Items from a data source
▼▼▼

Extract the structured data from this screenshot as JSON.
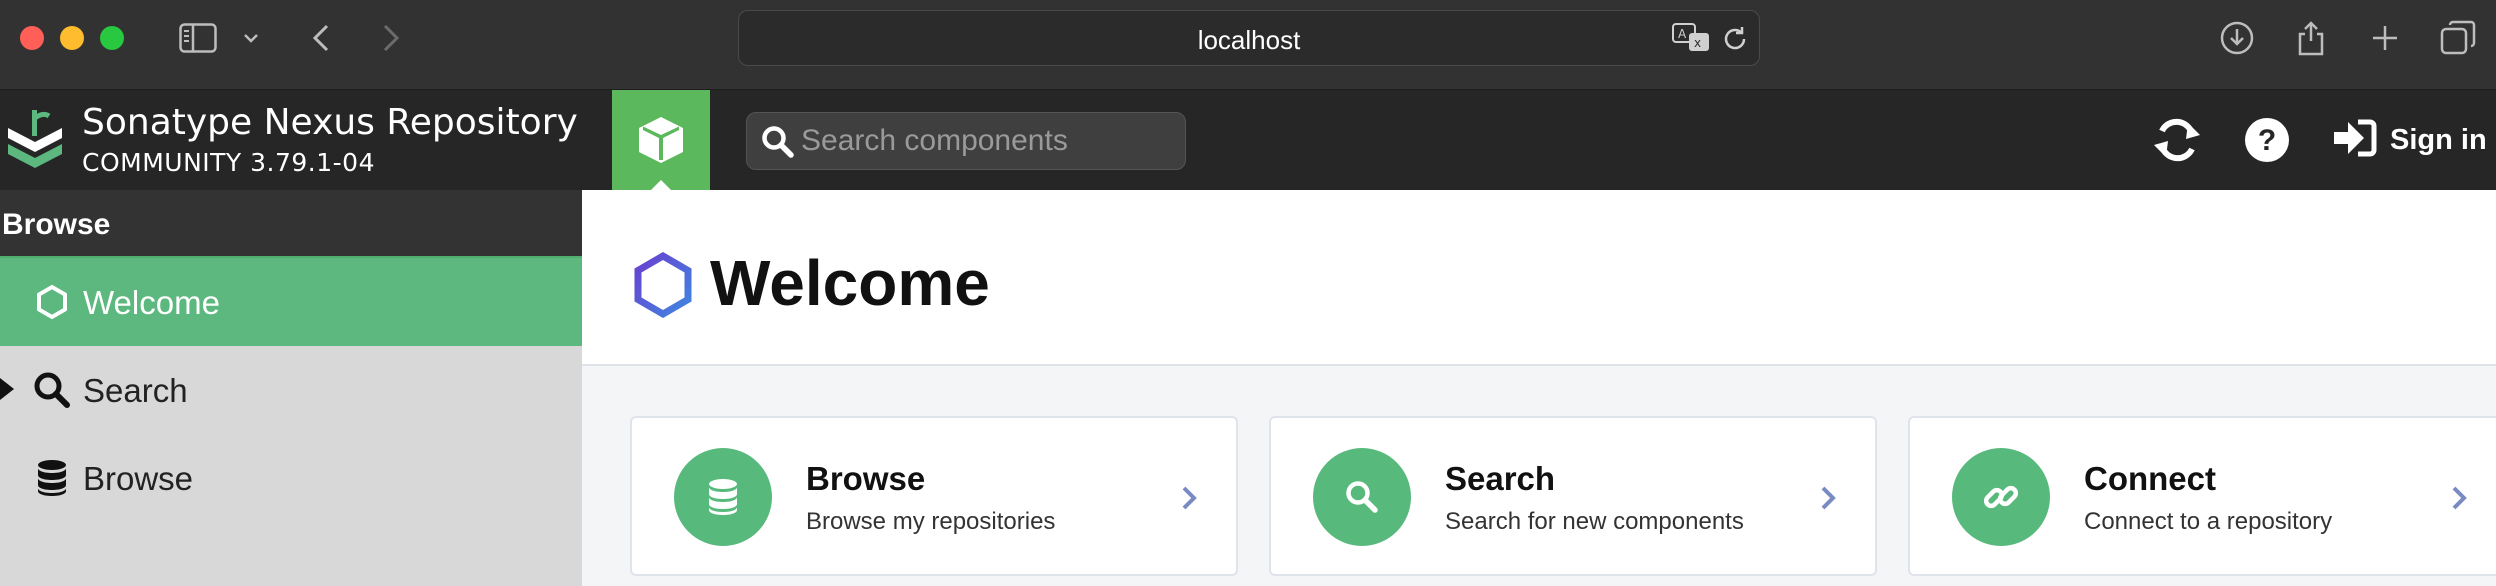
{
  "browser": {
    "url": "localhost"
  },
  "header": {
    "brand_title": "Sonatype Nexus Repository",
    "brand_subtitle": "COMMUNITY 3.79.1-04",
    "search_placeholder": "Search components",
    "sign_in_label": "Sign in"
  },
  "sidebar": {
    "title": "Browse",
    "items": [
      {
        "label": "Welcome",
        "icon": "hexagon-icon",
        "selected": true
      },
      {
        "label": "Search",
        "icon": "search-icon",
        "expandable": true
      },
      {
        "label": "Browse",
        "icon": "database-icon"
      }
    ]
  },
  "main": {
    "title": "Welcome",
    "cards": [
      {
        "title": "Browse",
        "subtitle": "Browse my repositories",
        "icon": "database-icon"
      },
      {
        "title": "Search",
        "subtitle": "Search for new components",
        "icon": "search-icon"
      },
      {
        "title": "Connect",
        "subtitle": "Connect to a repository",
        "icon": "link-icon"
      }
    ]
  },
  "colors": {
    "accent_green": "#5cb85c",
    "header_bg": "#262626",
    "card_icon_green": "#58b97d",
    "hexagon_purple": "#5b4fd6",
    "chevron_blue": "#7a8bc4"
  }
}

▲▲▲

- _EXERCISE AIM_
Images should not appear in the copy; retype the listing above exactly.

- _ANSWER FOR THIS EXERCISE_
Extract the structured data from this screenshot as JSON.
{
  "browser": {
    "url": "localhost"
  },
  "header": {
    "brand_title": "Sonatype Nexus Repository",
    "brand_subtitle": "COMMUNITY 3.79.1-04",
    "search_placeholder": "Search components",
    "sign_in_label": "Sign in"
  },
  "sidebar": {
    "title": "Browse",
    "items": [
      {
        "label": "Welcome",
        "icon": "hexagon-icon",
        "selected": true
      },
      {
        "label": "Search",
        "icon": "search-icon",
        "expandable": true
      },
      {
        "label": "Browse",
        "icon": "database-icon"
      }
    ]
  },
  "main": {
    "title": "Welcome",
    "cards": [
      {
        "title": "Browse",
        "subtitle": "Browse my repositories",
        "icon": "database-icon"
      },
      {
        "title": "Search",
        "subtitle": "Search for new components",
        "icon": "search-icon"
      },
      {
        "title": "Connect",
        "subtitle": "Connect to a repository",
        "icon": "link-icon"
      }
    ]
  },
  "colors": {
    "accent_green": "#5cb85c",
    "header_bg": "#262626",
    "card_icon_green": "#58b97d",
    "hexagon_purple": "#5b4fd6",
    "chevron_blue": "#7a8bc4"
  }
}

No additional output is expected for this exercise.